*Short problem*. Reproduce the listing below, substituting "masked-region" for each occurrence of "redaction-bar" and leaving every other line unchanged. Omit the picture from your answer.

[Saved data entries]
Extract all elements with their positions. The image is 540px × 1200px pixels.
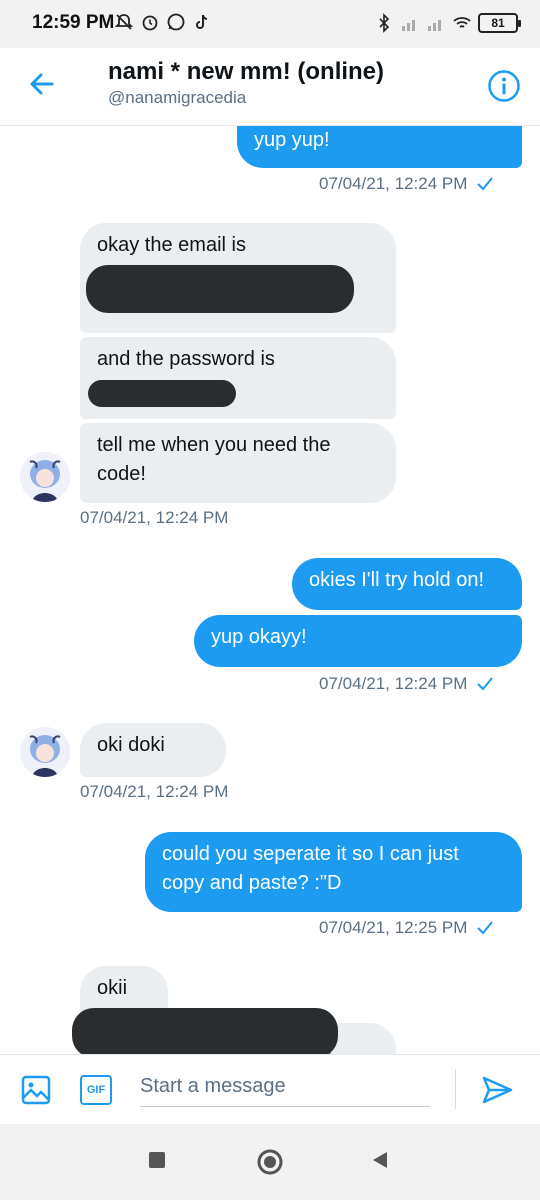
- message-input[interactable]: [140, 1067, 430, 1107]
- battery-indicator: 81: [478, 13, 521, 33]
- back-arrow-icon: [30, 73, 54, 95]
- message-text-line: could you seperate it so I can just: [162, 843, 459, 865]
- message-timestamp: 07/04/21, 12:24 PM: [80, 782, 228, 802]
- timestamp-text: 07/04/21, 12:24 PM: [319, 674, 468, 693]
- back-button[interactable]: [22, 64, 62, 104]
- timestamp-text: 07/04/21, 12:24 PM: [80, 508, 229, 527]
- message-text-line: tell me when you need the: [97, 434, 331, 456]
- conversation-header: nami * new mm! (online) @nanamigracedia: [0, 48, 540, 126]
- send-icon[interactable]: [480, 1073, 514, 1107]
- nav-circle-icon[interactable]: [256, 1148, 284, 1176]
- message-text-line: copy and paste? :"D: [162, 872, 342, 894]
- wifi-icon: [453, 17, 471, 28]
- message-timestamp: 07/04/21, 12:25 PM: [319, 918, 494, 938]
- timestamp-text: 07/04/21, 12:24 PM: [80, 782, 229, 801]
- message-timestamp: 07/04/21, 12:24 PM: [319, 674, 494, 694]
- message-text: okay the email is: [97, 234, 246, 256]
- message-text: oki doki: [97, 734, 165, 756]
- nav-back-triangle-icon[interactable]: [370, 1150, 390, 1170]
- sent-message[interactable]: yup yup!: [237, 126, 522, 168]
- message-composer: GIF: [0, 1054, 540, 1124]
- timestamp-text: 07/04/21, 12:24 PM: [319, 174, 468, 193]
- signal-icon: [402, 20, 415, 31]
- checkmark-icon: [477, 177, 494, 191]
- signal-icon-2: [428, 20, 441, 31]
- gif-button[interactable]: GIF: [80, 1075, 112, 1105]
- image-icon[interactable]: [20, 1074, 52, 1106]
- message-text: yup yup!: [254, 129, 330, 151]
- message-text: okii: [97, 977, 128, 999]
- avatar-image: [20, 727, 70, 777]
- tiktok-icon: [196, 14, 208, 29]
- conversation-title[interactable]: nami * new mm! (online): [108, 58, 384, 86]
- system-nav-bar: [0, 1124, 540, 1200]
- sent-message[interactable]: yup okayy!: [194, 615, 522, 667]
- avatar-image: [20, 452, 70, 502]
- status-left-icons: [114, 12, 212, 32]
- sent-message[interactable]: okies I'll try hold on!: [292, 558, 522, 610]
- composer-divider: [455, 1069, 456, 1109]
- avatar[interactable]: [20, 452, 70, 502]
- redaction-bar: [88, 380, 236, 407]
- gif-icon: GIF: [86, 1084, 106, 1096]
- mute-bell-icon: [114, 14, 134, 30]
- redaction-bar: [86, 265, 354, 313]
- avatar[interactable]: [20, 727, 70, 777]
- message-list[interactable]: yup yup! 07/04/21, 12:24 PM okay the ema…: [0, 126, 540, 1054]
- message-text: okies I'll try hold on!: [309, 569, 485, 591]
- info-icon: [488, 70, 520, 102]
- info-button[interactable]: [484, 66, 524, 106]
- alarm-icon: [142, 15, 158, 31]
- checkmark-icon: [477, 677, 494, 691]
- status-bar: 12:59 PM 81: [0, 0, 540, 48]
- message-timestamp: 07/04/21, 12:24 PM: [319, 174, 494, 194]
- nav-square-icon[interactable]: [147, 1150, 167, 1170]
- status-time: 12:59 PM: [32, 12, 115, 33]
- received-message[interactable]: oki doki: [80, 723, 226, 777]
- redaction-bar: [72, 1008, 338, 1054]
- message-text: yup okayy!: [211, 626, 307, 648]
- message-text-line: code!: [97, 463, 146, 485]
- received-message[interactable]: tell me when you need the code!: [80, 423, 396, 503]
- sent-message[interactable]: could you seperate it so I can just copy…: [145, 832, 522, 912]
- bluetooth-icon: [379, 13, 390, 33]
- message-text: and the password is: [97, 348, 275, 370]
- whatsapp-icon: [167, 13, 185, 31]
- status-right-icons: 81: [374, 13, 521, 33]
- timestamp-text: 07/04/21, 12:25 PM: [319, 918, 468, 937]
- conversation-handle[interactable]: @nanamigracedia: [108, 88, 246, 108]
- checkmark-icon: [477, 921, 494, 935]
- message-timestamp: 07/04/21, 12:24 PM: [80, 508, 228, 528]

*Response to the task*.
Extract all elements with their positions. The image is 540px × 1200px pixels.
- message-input[interactable]: [140, 1067, 430, 1107]
- battery-indicator: 81: [478, 13, 521, 33]
- back-arrow-icon: [30, 73, 54, 95]
- message-text-line: could you seperate it so I can just: [162, 843, 459, 865]
- message-timestamp: 07/04/21, 12:24 PM: [80, 782, 228, 802]
- timestamp-text: 07/04/21, 12:24 PM: [319, 674, 468, 693]
- back-button[interactable]: [22, 64, 62, 104]
- timestamp-text: 07/04/21, 12:24 PM: [80, 508, 229, 527]
- message-text-line: tell me when you need the: [97, 434, 331, 456]
- conversation-header: nami * new mm! (online) @nanamigracedia: [0, 48, 540, 126]
- send-icon[interactable]: [480, 1073, 514, 1107]
- nav-circle-icon[interactable]: [256, 1148, 284, 1176]
- message-text-line: copy and paste? :"D: [162, 872, 342, 894]
- wifi-icon: [453, 17, 471, 28]
- message-timestamp: 07/04/21, 12:25 PM: [319, 918, 494, 938]
- timestamp-text: 07/04/21, 12:24 PM: [80, 782, 229, 801]
- message-timestamp: 07/04/21, 12:24 PM: [319, 674, 494, 694]
- message-text: okay the email is: [97, 234, 246, 256]
- message-text: oki doki: [97, 734, 165, 756]
- nav-back-triangle-icon[interactable]: [370, 1150, 390, 1170]
- sent-message[interactable]: yup yup!: [237, 126, 522, 168]
- message-composer: GIF: [0, 1054, 540, 1124]
- timestamp-text: 07/04/21, 12:24 PM: [319, 174, 468, 193]
- signal-icon: [402, 20, 415, 31]
- checkmark-icon: [477, 177, 494, 191]
- signal-icon-2: [428, 20, 441, 31]
- gif-button[interactable]: GIF: [80, 1075, 112, 1105]
- image-icon[interactable]: [20, 1074, 52, 1106]
- message-text: yup yup!: [254, 129, 330, 151]
- message-text: okii: [97, 977, 128, 999]
- avatar-image: [20, 727, 70, 777]
- tiktok-icon: [196, 14, 208, 29]
- conversation-title[interactable]: nami * new mm! (online): [108, 58, 384, 86]
- system-nav-bar: [0, 1124, 540, 1200]
- sent-message[interactable]: yup okayy!: [194, 615, 522, 667]
- avatar-image: [20, 452, 70, 502]
- status-left-icons: [114, 12, 212, 32]
- sent-message[interactable]: okies I'll try hold on!: [292, 558, 522, 610]
- composer-divider: [455, 1069, 456, 1109]
- avatar[interactable]: [20, 452, 70, 502]
- masked-region: [88, 380, 236, 407]
- gif-icon: GIF: [86, 1084, 106, 1096]
- mute-bell-icon: [114, 14, 134, 30]
- masked-region: [86, 265, 354, 313]
- avatar[interactable]: [20, 727, 70, 777]
- message-list[interactable]: yup yup! 07/04/21, 12:24 PM okay the ema…: [0, 126, 540, 1054]
- message-text: okies I'll try hold on!: [309, 569, 485, 591]
- info-icon: [488, 70, 520, 102]
- info-button[interactable]: [484, 66, 524, 106]
- alarm-icon: [142, 15, 158, 31]
- checkmark-icon: [477, 677, 494, 691]
- status-bar: 12:59 PM 81: [0, 0, 540, 48]
- message-timestamp: 07/04/21, 12:24 PM: [319, 174, 494, 194]
- nav-square-icon[interactable]: [147, 1150, 167, 1170]
- status-time: 12:59 PM: [32, 12, 115, 33]
- received-message[interactable]: oki doki: [80, 723, 226, 777]
- masked-region: [72, 1008, 338, 1054]
- message-text: yup okayy!: [211, 626, 307, 648]
- message-text-line: code!: [97, 463, 146, 485]
- received-message[interactable]: tell me when you need the code!: [80, 423, 396, 503]
- sent-message[interactable]: could you seperate it so I can just copy…: [145, 832, 522, 912]
- bluetooth-icon: [379, 13, 390, 33]
- message-text: and the password is: [97, 348, 275, 370]
- whatsapp-icon: [167, 13, 185, 31]
- status-right-icons: 81: [374, 13, 521, 33]
- timestamp-text: 07/04/21, 12:25 PM: [319, 918, 468, 937]
- conversation-handle[interactable]: @nanamigracedia: [108, 88, 246, 108]
- checkmark-icon: [477, 921, 494, 935]
- message-timestamp: 07/04/21, 12:24 PM: [80, 508, 228, 528]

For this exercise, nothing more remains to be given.